WHAT YOU SHOULD DO =
Go through the listing and write out all of it exactly.

MATERIAL =
========================================================================

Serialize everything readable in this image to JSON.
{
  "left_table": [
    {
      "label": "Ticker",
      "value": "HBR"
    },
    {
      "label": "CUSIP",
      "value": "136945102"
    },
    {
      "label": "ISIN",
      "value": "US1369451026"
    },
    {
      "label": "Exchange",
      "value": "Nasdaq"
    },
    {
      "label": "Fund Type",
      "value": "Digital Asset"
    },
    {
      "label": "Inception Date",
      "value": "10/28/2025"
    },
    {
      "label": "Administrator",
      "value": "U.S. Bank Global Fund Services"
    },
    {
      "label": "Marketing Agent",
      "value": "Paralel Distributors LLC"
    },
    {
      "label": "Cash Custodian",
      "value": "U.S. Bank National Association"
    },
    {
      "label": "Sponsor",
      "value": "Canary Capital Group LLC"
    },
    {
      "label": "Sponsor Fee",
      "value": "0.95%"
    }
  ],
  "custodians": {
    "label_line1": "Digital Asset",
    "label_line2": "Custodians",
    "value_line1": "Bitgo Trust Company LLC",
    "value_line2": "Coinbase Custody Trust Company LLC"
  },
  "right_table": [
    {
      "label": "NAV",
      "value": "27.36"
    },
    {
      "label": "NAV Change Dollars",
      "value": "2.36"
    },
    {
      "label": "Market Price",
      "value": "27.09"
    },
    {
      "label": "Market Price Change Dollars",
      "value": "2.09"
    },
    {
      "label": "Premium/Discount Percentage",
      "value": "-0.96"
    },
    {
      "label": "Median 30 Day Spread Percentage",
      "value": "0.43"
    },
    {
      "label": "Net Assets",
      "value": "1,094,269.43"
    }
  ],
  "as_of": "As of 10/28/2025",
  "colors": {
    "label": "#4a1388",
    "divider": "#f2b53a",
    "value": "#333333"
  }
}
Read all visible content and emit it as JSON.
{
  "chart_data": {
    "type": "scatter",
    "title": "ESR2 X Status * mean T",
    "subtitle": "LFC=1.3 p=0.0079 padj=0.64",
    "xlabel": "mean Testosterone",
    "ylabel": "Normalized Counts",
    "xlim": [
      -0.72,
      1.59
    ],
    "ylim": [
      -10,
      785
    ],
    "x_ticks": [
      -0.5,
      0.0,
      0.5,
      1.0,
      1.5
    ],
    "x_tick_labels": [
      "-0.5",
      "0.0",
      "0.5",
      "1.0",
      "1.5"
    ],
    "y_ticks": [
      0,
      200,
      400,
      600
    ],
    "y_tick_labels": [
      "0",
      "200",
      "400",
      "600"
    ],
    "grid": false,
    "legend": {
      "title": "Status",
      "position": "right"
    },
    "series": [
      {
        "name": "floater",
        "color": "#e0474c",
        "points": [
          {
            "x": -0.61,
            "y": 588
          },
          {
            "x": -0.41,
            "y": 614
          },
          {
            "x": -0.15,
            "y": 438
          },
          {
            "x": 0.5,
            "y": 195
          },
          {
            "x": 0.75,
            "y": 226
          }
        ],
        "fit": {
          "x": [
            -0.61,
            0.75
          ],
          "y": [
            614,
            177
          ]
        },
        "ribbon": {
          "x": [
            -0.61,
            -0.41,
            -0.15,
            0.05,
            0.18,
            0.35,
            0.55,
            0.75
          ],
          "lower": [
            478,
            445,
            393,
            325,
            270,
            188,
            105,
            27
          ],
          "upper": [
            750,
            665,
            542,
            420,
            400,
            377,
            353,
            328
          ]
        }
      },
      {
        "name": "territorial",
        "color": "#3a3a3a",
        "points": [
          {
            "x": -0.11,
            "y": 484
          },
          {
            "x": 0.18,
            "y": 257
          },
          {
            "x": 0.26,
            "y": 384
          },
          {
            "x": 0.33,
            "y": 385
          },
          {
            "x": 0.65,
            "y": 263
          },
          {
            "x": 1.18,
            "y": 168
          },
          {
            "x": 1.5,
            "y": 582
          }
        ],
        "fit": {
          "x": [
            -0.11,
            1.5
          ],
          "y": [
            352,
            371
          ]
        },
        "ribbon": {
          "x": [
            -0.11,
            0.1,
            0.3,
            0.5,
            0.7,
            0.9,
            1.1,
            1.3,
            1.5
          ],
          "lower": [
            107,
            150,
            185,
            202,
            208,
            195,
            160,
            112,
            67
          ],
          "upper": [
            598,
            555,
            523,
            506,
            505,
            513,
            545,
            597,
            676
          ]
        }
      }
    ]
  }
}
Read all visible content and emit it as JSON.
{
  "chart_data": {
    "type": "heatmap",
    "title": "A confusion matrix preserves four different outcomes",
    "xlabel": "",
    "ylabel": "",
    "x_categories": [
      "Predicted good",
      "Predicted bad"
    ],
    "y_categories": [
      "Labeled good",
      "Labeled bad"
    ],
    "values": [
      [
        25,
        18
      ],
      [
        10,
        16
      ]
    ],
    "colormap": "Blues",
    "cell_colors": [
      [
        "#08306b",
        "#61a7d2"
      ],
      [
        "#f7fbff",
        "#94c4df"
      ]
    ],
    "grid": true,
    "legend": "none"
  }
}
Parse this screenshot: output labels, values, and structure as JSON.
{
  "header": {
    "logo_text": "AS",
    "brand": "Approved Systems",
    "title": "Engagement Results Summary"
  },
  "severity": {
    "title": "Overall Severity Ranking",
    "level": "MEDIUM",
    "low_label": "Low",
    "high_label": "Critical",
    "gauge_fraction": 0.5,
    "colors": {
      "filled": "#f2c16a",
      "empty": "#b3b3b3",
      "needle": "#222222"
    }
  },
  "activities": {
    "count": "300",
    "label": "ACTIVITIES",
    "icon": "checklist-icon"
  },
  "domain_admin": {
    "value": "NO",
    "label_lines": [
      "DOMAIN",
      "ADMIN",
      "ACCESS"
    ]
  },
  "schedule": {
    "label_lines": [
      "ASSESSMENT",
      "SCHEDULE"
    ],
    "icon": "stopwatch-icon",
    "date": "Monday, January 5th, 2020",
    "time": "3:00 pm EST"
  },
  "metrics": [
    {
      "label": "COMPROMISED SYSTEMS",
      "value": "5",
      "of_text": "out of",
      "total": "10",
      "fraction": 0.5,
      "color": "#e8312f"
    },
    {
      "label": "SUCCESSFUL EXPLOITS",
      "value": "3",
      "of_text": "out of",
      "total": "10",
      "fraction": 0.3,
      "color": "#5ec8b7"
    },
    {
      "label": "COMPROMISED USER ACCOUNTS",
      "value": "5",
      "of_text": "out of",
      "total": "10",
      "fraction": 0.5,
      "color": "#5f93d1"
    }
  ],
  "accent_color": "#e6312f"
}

========================================================================

THE RESULT =
Serialize everything readable in this image to JSON.
{
  "left_table": [
    {
      "label": "Ticker",
      "value": "HBR"
    },
    {
      "label": "CUSIP",
      "value": "136945102"
    },
    {
      "label": "ISIN",
      "value": "US1369451026"
    },
    {
      "label": "Exchange",
      "value": "Nasdaq"
    },
    {
      "label": "Fund Type",
      "value": "Digital Asset"
    },
    {
      "label": "Inception Date",
      "value": "10/28/2025"
    },
    {
      "label": "Administrator",
      "value": "U.S. Bank Global Fund Services"
    },
    {
      "label": "Marketing Agent",
      "value": "Paralel Distributors LLC"
    },
    {
      "label": "Cash Custodian",
      "value": "U.S. Bank National Association"
    },
    {
      "label": "Sponsor",
      "value": "Canary Capital Group LLC"
    },
    {
      "label": "Sponsor Fee",
      "value": "0.95%"
    }
  ],
  "custodians": {
    "label_line1": "Digital Asset",
    "label_line2": "Custodians",
    "value_line1": "Bitgo Trust Company LLC",
    "value_line2": "Coinbase Custody Trust Company LLC"
  },
  "right_table": [
    {
      "label": "NAV",
      "value": "27.36"
    },
    {
      "label": "NAV Change Dollars",
      "value": "2.36"
    },
    {
      "label": "Market Price",
      "value": "27.09"
    },
    {
      "label": "Market Price Change Dollars",
      "value": "2.09"
    },
    {
      "label": "Premium/Discount Percentage",
      "value": "-0.96"
    },
    {
      "label": "Median 30 Day Spread Percentage",
      "value": "0.43"
    },
    {
      "label": "Net Assets",
      "value": "1,094,269.43"
    }
  ],
  "as_of": "As of 10/28/2025",
  "colors": {
    "label": "#4a1388",
    "divider": "#f2b53a",
    "value": "#333333"
  }
}
Read all visible content and emit it as JSON.
{
  "chart_data": {
    "type": "scatter",
    "title": "ESR2 X Status * mean T",
    "subtitle": "LFC=1.3 p=0.0079 padj=0.64",
    "xlabel": "mean Testosterone",
    "ylabel": "Normalized Counts",
    "xlim": [
      -0.72,
      1.59
    ],
    "ylim": [
      -10,
      785
    ],
    "x_ticks": [
      -0.5,
      0.0,
      0.5,
      1.0,
      1.5
    ],
    "x_tick_labels": [
      "-0.5",
      "0.0",
      "0.5",
      "1.0",
      "1.5"
    ],
    "y_ticks": [
      0,
      200,
      400,
      600
    ],
    "y_tick_labels": [
      "0",
      "200",
      "400",
      "600"
    ],
    "grid": false,
    "legend": {
      "title": "Status",
      "position": "right"
    },
    "series": [
      {
        "name": "floater",
        "color": "#e0474c",
        "points": [
          {
            "x": -0.61,
            "y": 588
          },
          {
            "x": -0.41,
            "y": 614
          },
          {
            "x": -0.15,
            "y": 438
          },
          {
            "x": 0.5,
            "y": 195
          },
          {
            "x": 0.75,
            "y": 226
          }
        ],
        "fit": {
          "x": [
            -0.61,
            0.75
          ],
          "y": [
            614,
            177
          ]
        },
        "ribbon": {
          "x": [
            -0.61,
            -0.41,
            -0.15,
            0.05,
            0.18,
            0.35,
            0.55,
            0.75
          ],
          "lower": [
            478,
            445,
            393,
            325,
            270,
            188,
            105,
            27
          ],
          "upper": [
            750,
            665,
            542,
            420,
            400,
            377,
            353,
            328
          ]
        }
      },
      {
        "name": "territorial",
        "color": "#3a3a3a",
        "points": [
          {
            "x": -0.11,
            "y": 484
          },
          {
            "x": 0.18,
            "y": 257
          },
          {
            "x": 0.26,
            "y": 384
          },
          {
            "x": 0.33,
            "y": 385
          },
          {
            "x": 0.65,
            "y": 263
          },
          {
            "x": 1.18,
            "y": 168
          },
          {
            "x": 1.5,
            "y": 582
          }
        ],
        "fit": {
          "x": [
            -0.11,
            1.5
          ],
          "y": [
            352,
            371
          ]
        },
        "ribbon": {
          "x": [
            -0.11,
            0.1,
            0.3,
            0.5,
            0.7,
            0.9,
            1.1,
            1.3,
            1.5
          ],
          "lower": [
            107,
            150,
            185,
            202,
            208,
            195,
            160,
            112,
            67
          ],
          "upper": [
            598,
            555,
            523,
            506,
            505,
            513,
            545,
            597,
            676
          ]
        }
      }
    ]
  }
}
Read all visible content and emit it as JSON.
{
  "chart_data": {
    "type": "heatmap",
    "title": "A confusion matrix preserves four different outcomes",
    "xlabel": "",
    "ylabel": "",
    "x_categories": [
      "Predicted good",
      "Predicted bad"
    ],
    "y_categories": [
      "Labeled good",
      "Labeled bad"
    ],
    "values": [
      [
        25,
        18
      ],
      [
        10,
        16
      ]
    ],
    "colormap": "Blues",
    "cell_colors": [
      [
        "#08306b",
        "#61a7d2"
      ],
      [
        "#f7fbff",
        "#94c4df"
      ]
    ],
    "grid": true,
    "legend": "none"
  }
}
Parse this screenshot: output labels, values, and structure as JSON.
{
  "header": {
    "logo_text": "AS",
    "brand": "Approved Systems",
    "title": "Engagement Results Summary"
  },
  "severity": {
    "title": "Overall Severity Ranking",
    "level": "MEDIUM",
    "low_label": "Low",
    "high_label": "Critical",
    "gauge_fraction": 0.5,
    "colors": {
      "filled": "#f2c16a",
      "empty": "#b3b3b3",
      "needle": "#222222"
    }
  },
  "activities": {
    "count": "300",
    "label": "ACTIVITIES",
    "icon": "checklist-icon"
  },
  "domain_admin": {
    "value": "NO",
    "label_lines": [
      "DOMAIN",
      "ADMIN",
      "ACCESS"
    ]
  },
  "schedule": {
    "label_lines": [
      "ASSESSMENT",
      "SCHEDULE"
    ],
    "icon": "stopwatch-icon",
    "date": "Monday, January 5th, 2020",
    "time": "3:00 pm EST"
  },
  "metrics": [
    {
      "label": "COMPROMISED SYSTEMS",
      "value": "5",
      "of_text": "out of",
      "total": "10",
      "fraction": 0.5,
      "color": "#e8312f"
    },
    {
      "label": "SUCCESSFUL EXPLOITS",
      "value": "3",
      "of_text": "out of",
      "total": "10",
      "fraction": 0.3,
      "color": "#5ec8b7"
    },
    {
      "label": "COMPROMISED USER ACCOUNTS",
      "value": "5",
      "of_text": "out of",
      "total": "10",
      "fraction": 0.5,
      "color": "#5f93d1"
    }
  ],
  "accent_color": "#e6312f"
}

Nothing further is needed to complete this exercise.